■ WHAT YOU NEED TO DO
Quote every entry word for word.

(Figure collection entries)
__________________________________________________

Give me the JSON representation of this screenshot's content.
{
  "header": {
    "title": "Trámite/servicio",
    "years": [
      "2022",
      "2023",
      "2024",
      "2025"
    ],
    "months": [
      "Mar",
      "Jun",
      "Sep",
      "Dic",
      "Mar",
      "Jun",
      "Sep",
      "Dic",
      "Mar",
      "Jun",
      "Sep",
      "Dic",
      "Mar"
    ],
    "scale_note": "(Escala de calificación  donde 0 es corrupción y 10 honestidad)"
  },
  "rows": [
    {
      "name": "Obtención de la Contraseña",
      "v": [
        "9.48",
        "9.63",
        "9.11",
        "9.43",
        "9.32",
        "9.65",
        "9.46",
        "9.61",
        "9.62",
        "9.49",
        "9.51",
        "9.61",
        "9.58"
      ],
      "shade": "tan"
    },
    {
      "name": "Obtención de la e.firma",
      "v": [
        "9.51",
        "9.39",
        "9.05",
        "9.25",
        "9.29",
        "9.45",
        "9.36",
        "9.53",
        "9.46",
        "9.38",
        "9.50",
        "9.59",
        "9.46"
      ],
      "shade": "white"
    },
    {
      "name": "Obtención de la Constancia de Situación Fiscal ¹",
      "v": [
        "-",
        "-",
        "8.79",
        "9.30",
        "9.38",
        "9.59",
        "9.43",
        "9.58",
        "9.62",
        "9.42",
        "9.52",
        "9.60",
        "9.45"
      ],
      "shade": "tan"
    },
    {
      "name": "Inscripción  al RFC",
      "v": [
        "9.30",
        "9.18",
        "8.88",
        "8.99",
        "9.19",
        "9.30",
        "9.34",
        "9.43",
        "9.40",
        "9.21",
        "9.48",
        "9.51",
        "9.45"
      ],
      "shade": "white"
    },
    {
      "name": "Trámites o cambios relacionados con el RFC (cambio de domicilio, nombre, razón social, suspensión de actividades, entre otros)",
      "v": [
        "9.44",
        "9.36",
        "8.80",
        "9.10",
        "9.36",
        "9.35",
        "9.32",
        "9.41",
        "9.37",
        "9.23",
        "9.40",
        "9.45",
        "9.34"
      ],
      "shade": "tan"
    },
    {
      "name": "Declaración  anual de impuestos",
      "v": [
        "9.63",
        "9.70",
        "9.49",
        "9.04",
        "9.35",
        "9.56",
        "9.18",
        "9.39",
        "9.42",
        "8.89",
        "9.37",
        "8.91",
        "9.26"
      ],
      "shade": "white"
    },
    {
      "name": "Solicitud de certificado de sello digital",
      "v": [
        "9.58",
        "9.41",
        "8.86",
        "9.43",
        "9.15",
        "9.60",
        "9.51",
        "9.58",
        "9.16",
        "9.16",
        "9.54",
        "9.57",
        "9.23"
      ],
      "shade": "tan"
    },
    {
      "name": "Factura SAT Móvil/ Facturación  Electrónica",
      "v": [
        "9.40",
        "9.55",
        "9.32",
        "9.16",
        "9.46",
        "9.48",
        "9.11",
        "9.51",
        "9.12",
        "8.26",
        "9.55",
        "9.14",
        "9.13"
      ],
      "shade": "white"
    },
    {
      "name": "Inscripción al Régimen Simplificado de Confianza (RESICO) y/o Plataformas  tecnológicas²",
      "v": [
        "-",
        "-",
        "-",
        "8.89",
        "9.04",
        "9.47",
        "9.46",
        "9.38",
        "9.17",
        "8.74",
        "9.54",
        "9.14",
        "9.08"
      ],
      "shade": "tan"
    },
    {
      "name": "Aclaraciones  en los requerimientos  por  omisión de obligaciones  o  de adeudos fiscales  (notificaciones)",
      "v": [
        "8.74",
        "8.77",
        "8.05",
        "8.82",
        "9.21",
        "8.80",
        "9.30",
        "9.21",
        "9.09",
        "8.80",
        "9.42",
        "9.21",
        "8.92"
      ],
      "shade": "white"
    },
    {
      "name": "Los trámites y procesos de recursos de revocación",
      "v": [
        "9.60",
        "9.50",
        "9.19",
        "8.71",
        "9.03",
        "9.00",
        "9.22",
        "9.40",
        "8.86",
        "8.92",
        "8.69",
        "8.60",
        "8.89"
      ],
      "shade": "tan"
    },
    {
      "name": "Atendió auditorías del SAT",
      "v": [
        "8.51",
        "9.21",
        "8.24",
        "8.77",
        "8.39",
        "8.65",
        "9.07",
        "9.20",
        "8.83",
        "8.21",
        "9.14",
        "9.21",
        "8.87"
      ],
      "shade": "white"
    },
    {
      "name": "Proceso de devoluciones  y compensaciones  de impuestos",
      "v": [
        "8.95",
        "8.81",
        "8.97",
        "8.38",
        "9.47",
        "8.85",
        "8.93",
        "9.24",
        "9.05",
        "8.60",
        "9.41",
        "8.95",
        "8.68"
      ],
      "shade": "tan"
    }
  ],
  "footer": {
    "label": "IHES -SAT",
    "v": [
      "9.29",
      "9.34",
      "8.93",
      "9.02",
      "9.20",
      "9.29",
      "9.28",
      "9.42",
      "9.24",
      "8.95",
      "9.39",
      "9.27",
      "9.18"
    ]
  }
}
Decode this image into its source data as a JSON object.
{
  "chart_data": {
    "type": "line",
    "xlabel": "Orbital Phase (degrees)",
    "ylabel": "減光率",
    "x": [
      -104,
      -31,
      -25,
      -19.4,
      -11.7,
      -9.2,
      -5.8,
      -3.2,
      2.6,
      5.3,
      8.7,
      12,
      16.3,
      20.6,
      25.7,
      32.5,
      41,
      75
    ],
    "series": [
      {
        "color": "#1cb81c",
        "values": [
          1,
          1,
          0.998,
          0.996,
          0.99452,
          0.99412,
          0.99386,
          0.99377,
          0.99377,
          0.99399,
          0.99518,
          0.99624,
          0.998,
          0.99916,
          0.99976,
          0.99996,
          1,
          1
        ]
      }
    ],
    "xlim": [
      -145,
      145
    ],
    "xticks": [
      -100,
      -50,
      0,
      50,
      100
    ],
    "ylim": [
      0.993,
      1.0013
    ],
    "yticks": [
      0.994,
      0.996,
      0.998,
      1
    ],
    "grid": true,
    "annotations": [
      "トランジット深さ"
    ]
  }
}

__________________________________________________

■ EXPECTED ANSWER
Give me the JSON representation of this screenshot's content.
{
  "header": {
    "title": "Trámite/servicio",
    "years": [
      "2022",
      "2023",
      "2024",
      "2025"
    ],
    "months": [
      "Mar",
      "Jun",
      "Sep",
      "Dic",
      "Mar",
      "Jun",
      "Sep",
      "Dic",
      "Mar",
      "Jun",
      "Sep",
      "Dic",
      "Mar"
    ],
    "scale_note": "(Escala de calificación  donde 0 es corrupción y 10 honestidad)"
  },
  "rows": [
    {
      "name": "Obtención de la Contraseña",
      "v": [
        "9.48",
        "9.63",
        "9.11",
        "9.43",
        "9.32",
        "9.65",
        "9.46",
        "9.61",
        "9.62",
        "9.49",
        "9.51",
        "9.61",
        "9.58"
      ],
      "shade": "tan"
    },
    {
      "name": "Obtención de la e.firma",
      "v": [
        "9.51",
        "9.39",
        "9.05",
        "9.25",
        "9.29",
        "9.45",
        "9.36",
        "9.53",
        "9.46",
        "9.38",
        "9.50",
        "9.59",
        "9.46"
      ],
      "shade": "white"
    },
    {
      "name": "Obtención de la Constancia de Situación Fiscal ¹",
      "v": [
        "-",
        "-",
        "8.79",
        "9.30",
        "9.38",
        "9.59",
        "9.43",
        "9.58",
        "9.62",
        "9.42",
        "9.52",
        "9.60",
        "9.45"
      ],
      "shade": "tan"
    },
    {
      "name": "Inscripción  al RFC",
      "v": [
        "9.30",
        "9.18",
        "8.88",
        "8.99",
        "9.19",
        "9.30",
        "9.34",
        "9.43",
        "9.40",
        "9.21",
        "9.48",
        "9.51",
        "9.45"
      ],
      "shade": "white"
    },
    {
      "name": "Trámites o cambios relacionados con el RFC (cambio de domicilio, nombre, razón social, suspensión de actividades, entre otros)",
      "v": [
        "9.44",
        "9.36",
        "8.80",
        "9.10",
        "9.36",
        "9.35",
        "9.32",
        "9.41",
        "9.37",
        "9.23",
        "9.40",
        "9.45",
        "9.34"
      ],
      "shade": "tan"
    },
    {
      "name": "Declaración  anual de impuestos",
      "v": [
        "9.63",
        "9.70",
        "9.49",
        "9.04",
        "9.35",
        "9.56",
        "9.18",
        "9.39",
        "9.42",
        "8.89",
        "9.37",
        "8.91",
        "9.26"
      ],
      "shade": "white"
    },
    {
      "name": "Solicitud de certificado de sello digital",
      "v": [
        "9.58",
        "9.41",
        "8.86",
        "9.43",
        "9.15",
        "9.60",
        "9.51",
        "9.58",
        "9.16",
        "9.16",
        "9.54",
        "9.57",
        "9.23"
      ],
      "shade": "tan"
    },
    {
      "name": "Factura SAT Móvil/ Facturación  Electrónica",
      "v": [
        "9.40",
        "9.55",
        "9.32",
        "9.16",
        "9.46",
        "9.48",
        "9.11",
        "9.51",
        "9.12",
        "8.26",
        "9.55",
        "9.14",
        "9.13"
      ],
      "shade": "white"
    },
    {
      "name": "Inscripción al Régimen Simplificado de Confianza (RESICO) y/o Plataformas  tecnológicas²",
      "v": [
        "-",
        "-",
        "-",
        "8.89",
        "9.04",
        "9.47",
        "9.46",
        "9.38",
        "9.17",
        "8.74",
        "9.54",
        "9.14",
        "9.08"
      ],
      "shade": "tan"
    },
    {
      "name": "Aclaraciones  en los requerimientos  por  omisión de obligaciones  o  de adeudos fiscales  (notificaciones)",
      "v": [
        "8.74",
        "8.77",
        "8.05",
        "8.82",
        "9.21",
        "8.80",
        "9.30",
        "9.21",
        "9.09",
        "8.80",
        "9.42",
        "9.21",
        "8.92"
      ],
      "shade": "white"
    },
    {
      "name": "Los trámites y procesos de recursos de revocación",
      "v": [
        "9.60",
        "9.50",
        "9.19",
        "8.71",
        "9.03",
        "9.00",
        "9.22",
        "9.40",
        "8.86",
        "8.92",
        "8.69",
        "8.60",
        "8.89"
      ],
      "shade": "tan"
    },
    {
      "name": "Atendió auditorías del SAT",
      "v": [
        "8.51",
        "9.21",
        "8.24",
        "8.77",
        "8.39",
        "8.65",
        "9.07",
        "9.20",
        "8.83",
        "8.21",
        "9.14",
        "9.21",
        "8.87"
      ],
      "shade": "white"
    },
    {
      "name": "Proceso de devoluciones  y compensaciones  de impuestos",
      "v": [
        "8.95",
        "8.81",
        "8.97",
        "8.38",
        "9.47",
        "8.85",
        "8.93",
        "9.24",
        "9.05",
        "8.60",
        "9.41",
        "8.95",
        "8.68"
      ],
      "shade": "tan"
    }
  ],
  "footer": {
    "label": "IHES -SAT",
    "v": [
      "9.29",
      "9.34",
      "8.93",
      "9.02",
      "9.20",
      "9.29",
      "9.28",
      "9.42",
      "9.24",
      "8.95",
      "9.39",
      "9.27",
      "9.18"
    ]
  }
}
Decode this image into its source data as a JSON object.
{
  "chart_data": {
    "type": "line",
    "xlabel": "Orbital Phase (degrees)",
    "ylabel": "減光率",
    "x": [
      -104,
      -31,
      -25,
      -19.4,
      -11.7,
      -9.2,
      -5.8,
      -3.2,
      2.6,
      5.3,
      8.7,
      12,
      16.3,
      20.6,
      25.7,
      32.5,
      41,
      75
    ],
    "series": [
      {
        "color": "#1cb81c",
        "values": [
          1,
          1,
          0.998,
          0.996,
          0.99452,
          0.99412,
          0.99386,
          0.99377,
          0.99377,
          0.99399,
          0.99518,
          0.99624,
          0.998,
          0.99916,
          0.99976,
          0.99996,
          1,
          1
        ]
      }
    ],
    "xlim": [
      -145,
      145
    ],
    "xticks": [
      -100,
      -50,
      0,
      50,
      100
    ],
    "ylim": [
      0.993,
      1.0013
    ],
    "yticks": [
      0.994,
      0.996,
      0.998,
      1
    ],
    "grid": true,
    "annotations": [
      "トランジット深さ"
    ]
  }
}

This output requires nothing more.